## Exercise task
Every entry below should be printed exactly, without its images.

## Collection entries

────────

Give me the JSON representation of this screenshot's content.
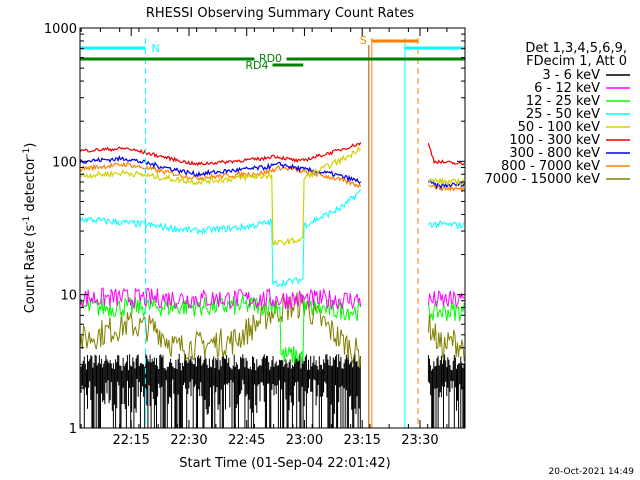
{
  "chart_data": {
    "type": "line",
    "title": "RHESSI Observing Summary Count Rates",
    "xlabel": "Start Time (01-Sep-04 22:01:42)",
    "ylabel": "Count Rate (s⁻¹ detector⁻¹)",
    "ylabel_main": "Count Rate (s",
    "ylabel_sup1": "-1",
    "ylabel_mid": " detector",
    "ylabel_sup2": "-1",
    "ylabel_end": ")",
    "yscale": "log",
    "ylim": [
      1,
      1000
    ],
    "y_ticks": [
      1,
      10,
      100,
      1000
    ],
    "y_tick_labels": [
      "1",
      "10",
      "100",
      "1000"
    ],
    "xlim_min": [
      0,
      100
    ],
    "x_ticks_min": [
      13.3,
      28.3,
      43.3,
      58.3,
      73.3,
      88.3
    ],
    "x_tick_labels": [
      "22:15",
      "22:30",
      "22:45",
      "23:00",
      "23:15",
      "23:30"
    ],
    "info_lines": [
      "Det 1,3,4,5,6,9,",
      "FDecim 1, Att 0"
    ],
    "series": [
      {
        "name": "3 - 6 keV",
        "color": "#000000"
      },
      {
        "name": "6 - 12 keV",
        "color": "#ff00ff"
      },
      {
        "name": "12 - 25 keV",
        "color": "#00ff00"
      },
      {
        "name": "25 - 50 keV",
        "color": "#00ffff"
      },
      {
        "name": "50 - 100 keV",
        "color": "#d2d200"
      },
      {
        "name": "100 - 300 keV",
        "color": "#ee0000"
      },
      {
        "name": "300 - 800 keV",
        "color": "#0000ee"
      },
      {
        "name": "800 - 7000 keV",
        "color": "#ff8000"
      },
      {
        "name": "7000 - 15000 keV",
        "color": "#808000"
      }
    ],
    "segments": [
      {
        "start": 0,
        "end": 73
      },
      {
        "start": 90.5,
        "end": 100
      }
    ],
    "curve_points": {
      "red": [
        [
          0,
          120
        ],
        [
          12,
          125
        ],
        [
          30,
          95
        ],
        [
          48,
          105
        ],
        [
          50,
          110
        ],
        [
          57,
          100
        ],
        [
          66,
          118
        ],
        [
          74,
          140
        ],
        [
          90.5,
          135
        ],
        [
          92,
          100
        ],
        [
          100,
          95
        ]
      ],
      "blue": [
        [
          0,
          100
        ],
        [
          12,
          105
        ],
        [
          30,
          80
        ],
        [
          48,
          90
        ],
        [
          52,
          95
        ],
        [
          57,
          88
        ],
        [
          66,
          80
        ],
        [
          73,
          70
        ],
        [
          90.5,
          70
        ],
        [
          93,
          65
        ],
        [
          100,
          68
        ]
      ],
      "orange": [
        [
          0,
          88
        ],
        [
          12,
          95
        ],
        [
          30,
          75
        ],
        [
          48,
          82
        ],
        [
          52,
          90
        ],
        [
          57,
          85
        ],
        [
          66,
          75
        ],
        [
          73,
          65
        ],
        [
          90.5,
          68
        ],
        [
          93,
          63
        ],
        [
          100,
          62
        ]
      ],
      "yellow": [
        [
          0,
          78
        ],
        [
          12,
          82
        ],
        [
          30,
          70
        ],
        [
          48,
          78
        ],
        [
          50,
          78
        ],
        [
          50,
          24
        ],
        [
          58,
          26
        ],
        [
          58,
          75
        ],
        [
          70,
          110
        ],
        [
          73,
          130
        ],
        [
          90.5,
          72
        ],
        [
          95,
          70
        ],
        [
          100,
          70
        ]
      ],
      "cyan": [
        [
          0,
          37
        ],
        [
          15,
          34
        ],
        [
          30,
          30
        ],
        [
          42,
          32
        ],
        [
          50,
          35
        ],
        [
          50,
          12
        ],
        [
          58,
          13
        ],
        [
          58,
          33
        ],
        [
          68,
          45
        ],
        [
          73,
          60
        ],
        [
          90.5,
          34
        ],
        [
          100,
          33
        ]
      ],
      "magenta": [
        [
          0,
          9.5
        ],
        [
          100,
          9
        ]
      ],
      "green": [
        [
          0,
          8
        ],
        [
          40,
          8.2
        ],
        [
          52,
          8.5
        ],
        [
          52,
          3.5
        ],
        [
          58,
          3.5
        ],
        [
          58,
          8
        ],
        [
          73,
          7.5
        ],
        [
          90.5,
          7.5
        ],
        [
          100,
          7.5
        ]
      ],
      "olive": [
        [
          0,
          4.5
        ],
        [
          12,
          6
        ],
        [
          20,
          5.5
        ],
        [
          25,
          4
        ],
        [
          40,
          4.5
        ],
        [
          50,
          7.5
        ],
        [
          58,
          8.5
        ],
        [
          68,
          4.5
        ],
        [
          73,
          3.5
        ],
        [
          90.5,
          6
        ],
        [
          94,
          4
        ],
        [
          97,
          4.5
        ],
        [
          100,
          4
        ]
      ],
      "black_top": [
        [
          0,
          3
        ],
        [
          100,
          3
        ]
      ],
      "black_base": [
        [
          0,
          1.8
        ],
        [
          100,
          1.8
        ]
      ]
    },
    "annotations": {
      "night_label": "N",
      "saa_label": "S",
      "rd0_label": "RD0",
      "rd4_label": "RD4"
    },
    "night_intervals": [
      [
        0,
        17
      ],
      [
        84.4,
        100
      ]
    ],
    "saa_interval": [
      75.8,
      87.8
    ],
    "rd0_interval": [
      0,
      100
    ],
    "rd4_interval": [
      50,
      58
    ],
    "cyan_vlines": [
      17,
      84.4,
      100
    ],
    "orange_vlines": [
      75.8,
      87.8
    ],
    "timestamp": "20-Oct-2021 14:49"
  }
}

────────

## Reply
Give me the JSON representation of this screenshot's content.
{
  "chart_data": {
    "type": "line",
    "title": "RHESSI Observing Summary Count Rates",
    "xlabel": "Start Time (01-Sep-04 22:01:42)",
    "ylabel": "Count Rate (s⁻¹ detector⁻¹)",
    "ylabel_main": "Count Rate (s",
    "ylabel_sup1": "-1",
    "ylabel_mid": " detector",
    "ylabel_sup2": "-1",
    "ylabel_end": ")",
    "yscale": "log",
    "ylim": [
      1,
      1000
    ],
    "y_ticks": [
      1,
      10,
      100,
      1000
    ],
    "y_tick_labels": [
      "1",
      "10",
      "100",
      "1000"
    ],
    "xlim_min": [
      0,
      100
    ],
    "x_ticks_min": [
      13.3,
      28.3,
      43.3,
      58.3,
      73.3,
      88.3
    ],
    "x_tick_labels": [
      "22:15",
      "22:30",
      "22:45",
      "23:00",
      "23:15",
      "23:30"
    ],
    "info_lines": [
      "Det 1,3,4,5,6,9,",
      "FDecim 1, Att 0"
    ],
    "series": [
      {
        "name": "3 - 6 keV",
        "color": "#000000"
      },
      {
        "name": "6 - 12 keV",
        "color": "#ff00ff"
      },
      {
        "name": "12 - 25 keV",
        "color": "#00ff00"
      },
      {
        "name": "25 - 50 keV",
        "color": "#00ffff"
      },
      {
        "name": "50 - 100 keV",
        "color": "#d2d200"
      },
      {
        "name": "100 - 300 keV",
        "color": "#ee0000"
      },
      {
        "name": "300 - 800 keV",
        "color": "#0000ee"
      },
      {
        "name": "800 - 7000 keV",
        "color": "#ff8000"
      },
      {
        "name": "7000 - 15000 keV",
        "color": "#808000"
      }
    ],
    "segments": [
      {
        "start": 0,
        "end": 73
      },
      {
        "start": 90.5,
        "end": 100
      }
    ],
    "curve_points": {
      "red": [
        [
          0,
          120
        ],
        [
          12,
          125
        ],
        [
          30,
          95
        ],
        [
          48,
          105
        ],
        [
          50,
          110
        ],
        [
          57,
          100
        ],
        [
          66,
          118
        ],
        [
          74,
          140
        ],
        [
          90.5,
          135
        ],
        [
          92,
          100
        ],
        [
          100,
          95
        ]
      ],
      "blue": [
        [
          0,
          100
        ],
        [
          12,
          105
        ],
        [
          30,
          80
        ],
        [
          48,
          90
        ],
        [
          52,
          95
        ],
        [
          57,
          88
        ],
        [
          66,
          80
        ],
        [
          73,
          70
        ],
        [
          90.5,
          70
        ],
        [
          93,
          65
        ],
        [
          100,
          68
        ]
      ],
      "orange": [
        [
          0,
          88
        ],
        [
          12,
          95
        ],
        [
          30,
          75
        ],
        [
          48,
          82
        ],
        [
          52,
          90
        ],
        [
          57,
          85
        ],
        [
          66,
          75
        ],
        [
          73,
          65
        ],
        [
          90.5,
          68
        ],
        [
          93,
          63
        ],
        [
          100,
          62
        ]
      ],
      "yellow": [
        [
          0,
          78
        ],
        [
          12,
          82
        ],
        [
          30,
          70
        ],
        [
          48,
          78
        ],
        [
          50,
          78
        ],
        [
          50,
          24
        ],
        [
          58,
          26
        ],
        [
          58,
          75
        ],
        [
          70,
          110
        ],
        [
          73,
          130
        ],
        [
          90.5,
          72
        ],
        [
          95,
          70
        ],
        [
          100,
          70
        ]
      ],
      "cyan": [
        [
          0,
          37
        ],
        [
          15,
          34
        ],
        [
          30,
          30
        ],
        [
          42,
          32
        ],
        [
          50,
          35
        ],
        [
          50,
          12
        ],
        [
          58,
          13
        ],
        [
          58,
          33
        ],
        [
          68,
          45
        ],
        [
          73,
          60
        ],
        [
          90.5,
          34
        ],
        [
          100,
          33
        ]
      ],
      "magenta": [
        [
          0,
          9.5
        ],
        [
          100,
          9
        ]
      ],
      "green": [
        [
          0,
          8
        ],
        [
          40,
          8.2
        ],
        [
          52,
          8.5
        ],
        [
          52,
          3.5
        ],
        [
          58,
          3.5
        ],
        [
          58,
          8
        ],
        [
          73,
          7.5
        ],
        [
          90.5,
          7.5
        ],
        [
          100,
          7.5
        ]
      ],
      "olive": [
        [
          0,
          4.5
        ],
        [
          12,
          6
        ],
        [
          20,
          5.5
        ],
        [
          25,
          4
        ],
        [
          40,
          4.5
        ],
        [
          50,
          7.5
        ],
        [
          58,
          8.5
        ],
        [
          68,
          4.5
        ],
        [
          73,
          3.5
        ],
        [
          90.5,
          6
        ],
        [
          94,
          4
        ],
        [
          97,
          4.5
        ],
        [
          100,
          4
        ]
      ],
      "black_top": [
        [
          0,
          3
        ],
        [
          100,
          3
        ]
      ],
      "black_base": [
        [
          0,
          1.8
        ],
        [
          100,
          1.8
        ]
      ]
    },
    "annotations": {
      "night_label": "N",
      "saa_label": "S",
      "rd0_label": "RD0",
      "rd4_label": "RD4"
    },
    "night_intervals": [
      [
        0,
        17
      ],
      [
        84.4,
        100
      ]
    ],
    "saa_interval": [
      75.8,
      87.8
    ],
    "rd0_interval": [
      0,
      100
    ],
    "rd4_interval": [
      50,
      58
    ],
    "cyan_vlines": [
      17,
      84.4,
      100
    ],
    "orange_vlines": [
      75.8,
      87.8
    ],
    "timestamp": "20-Oct-2021 14:49"
  }
}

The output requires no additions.